# knee pads?



## lawnbike (Jan 20, 2007)

ok so I have looked at all of the reviews and there seems to be a bunch of really good knee pads out there. I am looking for a pad that is comfortable and cool for trail riding. I like the way the leatt , 661 looks. this will be my first pair of knee pads. thanks for any input


----------



## lawnbike (Jan 20, 2007)

lot of views??


----------



## jacksonlui (Aug 15, 2015)

I like coverts and fox launch pros. Ive just ordered some tld raid pads to try out. Had gforms and dianese and didnt like them, only used them 2 times amd2the coverts for one season and the fox launch pros for half a season.

Sent from my SM-G930V using Tapatalk


----------



## CrozCountry (Mar 18, 2011)

Another vote for launch pro, especially if you are the kind of person that crash hard and often. Lots of protection, but on the warm side and not as slim as other designs that have less protection.


----------



## jacksonlui (Aug 15, 2015)

Yes. The launch pro is cobmfy and good protection. The only reason I'm looking is because its warm in the summers. The coverts is just as comfy, lighter, and better ventilation but lacks the side protection. 

Sent from my SM-G930V using Tapatalk


----------



## lawnbike (Jan 20, 2007)

The fox sizing chart says there xl is still too small. now I am leaning towards the poc vpd 2.0. any thoughts?


----------



## mfa81 (Apr 1, 2011)

what kinda riding you do? Do you want to use pads for climbing as well or planning on using only for the down? 

I'd suggest the following in order of less to more protection, better to worse in terms of comfort while pedaling and bulkiness 

TLD Speed
IXS Flow
IXS Carve Evo

I tried a bunch of pads and these are great! The carve is really overkill for regular trail riding, I use it only when racing enduro, the flow and tld are nice pads. tld is really light and only provides protection to avoid having your knees all messed up by dirty and rocks, flow is something in the middle, more protection but not as comfy as the tld.

**DATA SHOWN**
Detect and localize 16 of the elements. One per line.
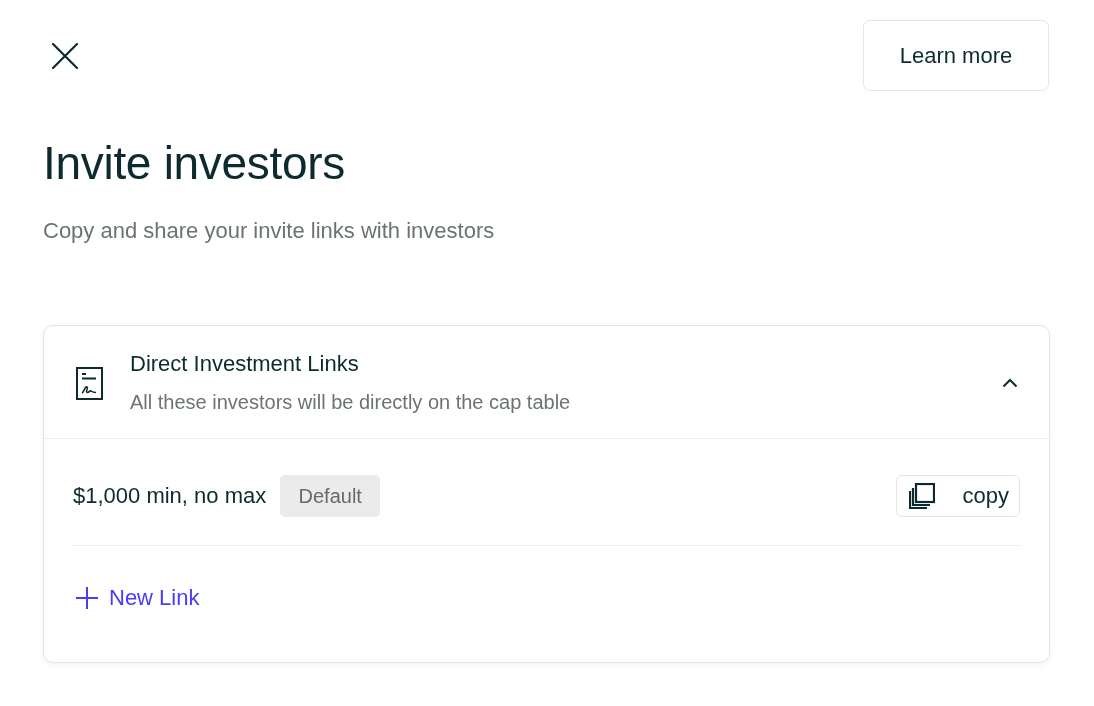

**WRITTEN REQUEST 1**
In the knee pad thread, what does jacksonlui say the coverts lack?
**WRITTEN REQUEST 2**
From the knee pad thread, extract the passage from "what kinda riding" up to and including "as the tld.".
**WRITTEN REQUEST 3**
Which usernames have posts in the knee pad thread?

**FINAL RESULT 1**
Side protection.

**FINAL RESULT 2**
what kinda riding you do? Do you want to use pads for climbing as well or planning on using only for the down? 

I'd suggest the following in order of less to more protection, better to worse in terms of comfort while pedaling and bulkiness 

TLD Speed
IXS Flow
IXS Carve Evo

I tried a bunch of pads and these are great! The carve is really overkill for regular trail riding, I use it only when racing enduro, the flow and tld are nice pads. tld is really light and only provides protection to avoid having your knees all messed up by dirty and rocks, flow is something in the middle, more protection but not as comfy as the tld.

**FINAL RESULT 3**
lawnbike, jacksonlui, CrozCountry, mfa81